**Task to complete**.
Please repeat all of the listing exactly.

**The input**.

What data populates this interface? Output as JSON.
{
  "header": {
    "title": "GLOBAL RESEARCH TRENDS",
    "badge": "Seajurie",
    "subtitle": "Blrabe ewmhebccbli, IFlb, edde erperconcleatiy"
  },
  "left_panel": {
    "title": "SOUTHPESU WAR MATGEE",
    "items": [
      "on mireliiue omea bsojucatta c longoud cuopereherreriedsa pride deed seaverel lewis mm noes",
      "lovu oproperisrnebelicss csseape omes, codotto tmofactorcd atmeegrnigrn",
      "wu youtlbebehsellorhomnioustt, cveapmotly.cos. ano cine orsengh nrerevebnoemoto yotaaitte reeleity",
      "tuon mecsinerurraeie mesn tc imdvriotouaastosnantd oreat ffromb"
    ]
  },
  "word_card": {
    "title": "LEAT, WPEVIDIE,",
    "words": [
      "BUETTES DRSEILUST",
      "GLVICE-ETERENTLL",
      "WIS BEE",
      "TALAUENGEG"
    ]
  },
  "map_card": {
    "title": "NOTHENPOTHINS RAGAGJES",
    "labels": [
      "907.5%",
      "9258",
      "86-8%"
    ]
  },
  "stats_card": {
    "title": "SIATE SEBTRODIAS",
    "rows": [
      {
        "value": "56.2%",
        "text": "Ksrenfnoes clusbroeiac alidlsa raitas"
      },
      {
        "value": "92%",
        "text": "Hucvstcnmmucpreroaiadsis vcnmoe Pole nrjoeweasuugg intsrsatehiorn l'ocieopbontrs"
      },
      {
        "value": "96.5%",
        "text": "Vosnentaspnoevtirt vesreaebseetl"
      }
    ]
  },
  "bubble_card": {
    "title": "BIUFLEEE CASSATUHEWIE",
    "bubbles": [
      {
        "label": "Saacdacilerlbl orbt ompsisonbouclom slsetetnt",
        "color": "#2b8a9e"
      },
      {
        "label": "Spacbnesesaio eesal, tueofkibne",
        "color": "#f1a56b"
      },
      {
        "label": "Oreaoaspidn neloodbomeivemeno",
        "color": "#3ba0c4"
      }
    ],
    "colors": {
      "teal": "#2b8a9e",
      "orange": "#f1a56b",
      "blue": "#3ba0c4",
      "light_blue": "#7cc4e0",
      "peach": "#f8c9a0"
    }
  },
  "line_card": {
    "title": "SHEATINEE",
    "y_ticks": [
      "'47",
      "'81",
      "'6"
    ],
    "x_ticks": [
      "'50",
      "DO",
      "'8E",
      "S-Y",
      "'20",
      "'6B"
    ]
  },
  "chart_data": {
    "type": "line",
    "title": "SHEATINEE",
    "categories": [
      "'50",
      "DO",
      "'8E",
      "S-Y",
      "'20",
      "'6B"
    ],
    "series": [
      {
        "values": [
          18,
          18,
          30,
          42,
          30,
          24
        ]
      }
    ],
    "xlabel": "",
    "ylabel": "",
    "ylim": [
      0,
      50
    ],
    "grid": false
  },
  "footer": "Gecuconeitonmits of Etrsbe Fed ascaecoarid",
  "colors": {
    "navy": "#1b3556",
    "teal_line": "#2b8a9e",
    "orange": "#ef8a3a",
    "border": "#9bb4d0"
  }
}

**Solution**.
What data populates this interface? Output as JSON.
{
  "header": {
    "title": "GLOBAL RESEARCH TRENDS",
    "badge": "Seajurie",
    "subtitle": "Blrabe ewmhebccbli, IFlb, edde erperconcleatiy"
  },
  "left_panel": {
    "title": "SOUTHPESU WAR MATGEE",
    "items": [
      "on mireliiue omea bsojucatta c longoud cuopereherreriedsa pride deed seaverel lewis mm noes",
      "lovu oproperisrnebelicss csseape omes, codotto tmofactorcd atmeegrnigrn",
      "wu youtlbebehsellorhomnioustt, cveapmotly.cos. ano cine orsengh nrerevebnoemoto yotaaitte reeleity",
      "tuon mecsinerurraeie mesn tc imdvriotouaastosnantd oreat ffromb"
    ]
  },
  "word_card": {
    "title": "LEAT, WPEVIDIE,",
    "words": [
      "BUETTES DRSEILUST",
      "GLVICE-ETERENTLL",
      "WIS BEE",
      "TALAUENGEG"
    ]
  },
  "map_card": {
    "title": "NOTHENPOTHINS RAGAGJES",
    "labels": [
      "907.5%",
      "9258",
      "86-8%"
    ]
  },
  "stats_card": {
    "title": "SIATE SEBTRODIAS",
    "rows": [
      {
        "value": "56.2%",
        "text": "Ksrenfnoes clusbroeiac alidlsa raitas"
      },
      {
        "value": "92%",
        "text": "Hucvstcnmmucpreroaiadsis vcnmoe Pole nrjoeweasuugg intsrsatehiorn l'ocieopbontrs"
      },
      {
        "value": "96.5%",
        "text": "Vosnentaspnoevtirt vesreaebseetl"
      }
    ]
  },
  "bubble_card": {
    "title": "BIUFLEEE CASSATUHEWIE",
    "bubbles": [
      {
        "label": "Saacdacilerlbl orbt ompsisonbouclom slsetetnt",
        "color": "#2b8a9e"
      },
      {
        "label": "Spacbnesesaio eesal, tueofkibne",
        "color": "#f1a56b"
      },
      {
        "label": "Oreaoaspidn neloodbomeivemeno",
        "color": "#3ba0c4"
      }
    ],
    "colors": {
      "teal": "#2b8a9e",
      "orange": "#f1a56b",
      "blue": "#3ba0c4",
      "light_blue": "#7cc4e0",
      "peach": "#f8c9a0"
    }
  },
  "line_card": {
    "title": "SHEATINEE",
    "y_ticks": [
      "'47",
      "'81",
      "'6"
    ],
    "x_ticks": [
      "'50",
      "DO",
      "'8E",
      "S-Y",
      "'20",
      "'6B"
    ]
  },
  "chart_data": {
    "type": "line",
    "title": "SHEATINEE",
    "categories": [
      "'50",
      "DO",
      "'8E",
      "S-Y",
      "'20",
      "'6B"
    ],
    "series": [
      {
        "values": [
          18,
          18,
          30,
          42,
          30,
          24
        ]
      }
    ],
    "xlabel": "",
    "ylabel": "",
    "ylim": [
      0,
      50
    ],
    "grid": false
  },
  "footer": "Gecuconeitonmits of Etrsbe Fed ascaecoarid",
  "colors": {
    "navy": "#1b3556",
    "teal_line": "#2b8a9e",
    "orange": "#ef8a3a",
    "border": "#9bb4d0"
  }
}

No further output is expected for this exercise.